• _Dataset records_
-------

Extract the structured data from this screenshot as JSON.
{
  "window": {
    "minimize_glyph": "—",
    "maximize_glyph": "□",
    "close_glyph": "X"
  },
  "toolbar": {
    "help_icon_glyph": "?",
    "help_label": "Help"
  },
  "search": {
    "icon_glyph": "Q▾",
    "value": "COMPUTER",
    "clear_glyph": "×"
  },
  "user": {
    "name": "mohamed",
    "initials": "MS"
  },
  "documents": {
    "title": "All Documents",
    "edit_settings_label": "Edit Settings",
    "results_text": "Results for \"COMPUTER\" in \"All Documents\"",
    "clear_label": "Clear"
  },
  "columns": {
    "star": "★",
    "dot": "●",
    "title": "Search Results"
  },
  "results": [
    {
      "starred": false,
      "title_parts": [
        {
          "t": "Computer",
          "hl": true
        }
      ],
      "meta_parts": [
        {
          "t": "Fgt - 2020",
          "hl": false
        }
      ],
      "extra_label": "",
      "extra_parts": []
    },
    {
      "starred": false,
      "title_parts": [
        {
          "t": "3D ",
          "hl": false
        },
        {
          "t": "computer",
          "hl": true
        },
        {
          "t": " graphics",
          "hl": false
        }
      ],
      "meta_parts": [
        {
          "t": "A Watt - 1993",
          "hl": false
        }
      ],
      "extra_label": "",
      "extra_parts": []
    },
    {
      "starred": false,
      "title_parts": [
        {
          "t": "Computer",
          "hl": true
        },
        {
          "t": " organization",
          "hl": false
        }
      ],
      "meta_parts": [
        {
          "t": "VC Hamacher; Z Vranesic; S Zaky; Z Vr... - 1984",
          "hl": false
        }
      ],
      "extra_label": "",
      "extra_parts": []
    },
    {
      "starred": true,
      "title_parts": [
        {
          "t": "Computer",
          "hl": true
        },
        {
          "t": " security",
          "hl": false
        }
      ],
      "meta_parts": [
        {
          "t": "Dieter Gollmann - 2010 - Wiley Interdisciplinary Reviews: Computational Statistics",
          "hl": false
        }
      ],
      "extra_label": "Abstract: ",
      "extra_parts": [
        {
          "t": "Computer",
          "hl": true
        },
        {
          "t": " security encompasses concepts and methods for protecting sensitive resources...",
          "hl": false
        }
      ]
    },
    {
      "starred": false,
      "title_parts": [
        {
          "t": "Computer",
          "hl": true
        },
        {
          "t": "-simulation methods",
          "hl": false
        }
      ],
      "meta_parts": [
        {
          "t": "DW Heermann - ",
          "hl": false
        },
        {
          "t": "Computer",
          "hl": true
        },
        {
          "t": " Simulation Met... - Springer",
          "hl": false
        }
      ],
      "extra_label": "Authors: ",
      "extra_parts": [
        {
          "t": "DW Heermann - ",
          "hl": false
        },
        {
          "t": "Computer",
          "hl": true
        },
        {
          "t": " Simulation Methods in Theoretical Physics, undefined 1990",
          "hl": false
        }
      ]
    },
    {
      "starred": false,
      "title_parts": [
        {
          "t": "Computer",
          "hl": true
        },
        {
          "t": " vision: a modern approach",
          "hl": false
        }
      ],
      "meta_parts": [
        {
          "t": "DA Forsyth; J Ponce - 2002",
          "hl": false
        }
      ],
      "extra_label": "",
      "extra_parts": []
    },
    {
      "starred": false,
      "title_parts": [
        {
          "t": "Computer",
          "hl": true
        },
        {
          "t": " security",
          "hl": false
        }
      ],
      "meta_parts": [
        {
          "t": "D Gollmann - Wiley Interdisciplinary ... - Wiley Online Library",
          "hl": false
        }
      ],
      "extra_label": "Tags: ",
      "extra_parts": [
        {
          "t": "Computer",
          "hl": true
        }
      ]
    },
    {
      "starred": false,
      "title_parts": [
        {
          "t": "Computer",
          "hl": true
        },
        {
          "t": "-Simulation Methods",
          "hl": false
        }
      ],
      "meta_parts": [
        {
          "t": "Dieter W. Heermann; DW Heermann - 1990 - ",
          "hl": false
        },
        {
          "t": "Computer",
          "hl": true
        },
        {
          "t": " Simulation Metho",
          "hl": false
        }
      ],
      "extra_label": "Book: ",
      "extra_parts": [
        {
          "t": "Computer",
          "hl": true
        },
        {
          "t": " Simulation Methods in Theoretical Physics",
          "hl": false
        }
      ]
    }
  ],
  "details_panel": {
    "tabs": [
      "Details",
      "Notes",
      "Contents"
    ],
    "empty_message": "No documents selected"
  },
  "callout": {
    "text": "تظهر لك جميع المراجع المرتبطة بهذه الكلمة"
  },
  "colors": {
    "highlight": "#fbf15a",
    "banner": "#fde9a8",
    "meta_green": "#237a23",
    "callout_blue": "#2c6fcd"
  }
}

-------

• _What you need to do_
Extract lines where the string "Dieter" occurs.

• _Written response_
          "t": "Dieter Gollmann - 2010 - Wiley Interdisciplinary Reviews: Computational Statistics",
          "t": "Dieter W. Heermann; DW Heermann - 1990 - ",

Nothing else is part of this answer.